- [Your task] Gather, from the data below, each line in which the word "avis" occurs.

╔══

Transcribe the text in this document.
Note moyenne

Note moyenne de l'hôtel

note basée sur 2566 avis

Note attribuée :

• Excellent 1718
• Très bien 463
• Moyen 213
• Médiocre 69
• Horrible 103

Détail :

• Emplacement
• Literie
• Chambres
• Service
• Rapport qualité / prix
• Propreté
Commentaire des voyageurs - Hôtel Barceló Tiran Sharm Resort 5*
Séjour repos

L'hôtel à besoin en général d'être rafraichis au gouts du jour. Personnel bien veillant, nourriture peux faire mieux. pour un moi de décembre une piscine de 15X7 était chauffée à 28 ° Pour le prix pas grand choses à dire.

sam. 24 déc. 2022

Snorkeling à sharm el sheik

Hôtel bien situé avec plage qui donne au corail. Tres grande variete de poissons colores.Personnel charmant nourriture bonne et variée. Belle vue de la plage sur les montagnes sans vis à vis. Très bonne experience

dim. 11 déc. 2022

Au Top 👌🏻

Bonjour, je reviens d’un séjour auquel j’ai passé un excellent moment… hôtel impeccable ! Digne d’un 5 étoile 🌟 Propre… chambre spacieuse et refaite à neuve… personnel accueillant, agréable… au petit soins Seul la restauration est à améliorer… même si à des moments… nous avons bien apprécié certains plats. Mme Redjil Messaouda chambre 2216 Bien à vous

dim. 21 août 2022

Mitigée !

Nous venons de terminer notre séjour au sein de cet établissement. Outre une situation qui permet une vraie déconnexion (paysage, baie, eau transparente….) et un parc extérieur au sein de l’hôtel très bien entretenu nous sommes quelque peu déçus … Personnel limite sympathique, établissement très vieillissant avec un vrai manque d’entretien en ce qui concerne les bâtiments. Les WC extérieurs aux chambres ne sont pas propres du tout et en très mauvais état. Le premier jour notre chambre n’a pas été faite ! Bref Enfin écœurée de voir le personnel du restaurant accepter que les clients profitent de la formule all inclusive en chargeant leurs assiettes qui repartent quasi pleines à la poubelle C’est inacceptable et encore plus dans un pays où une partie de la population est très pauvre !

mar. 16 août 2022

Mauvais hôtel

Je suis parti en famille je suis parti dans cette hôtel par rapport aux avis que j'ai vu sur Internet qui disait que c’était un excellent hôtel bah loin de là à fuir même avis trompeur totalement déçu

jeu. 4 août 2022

╚══

- [Output for this exercise]
note basée sur 2566 avis
Je suis parti en famille je suis parti dans cette hôtel par rapport aux avis que j'ai vu sur Internet qui disait que c’était un excellent hôtel bah loin de là à fuir même avis trompeur totalement déçu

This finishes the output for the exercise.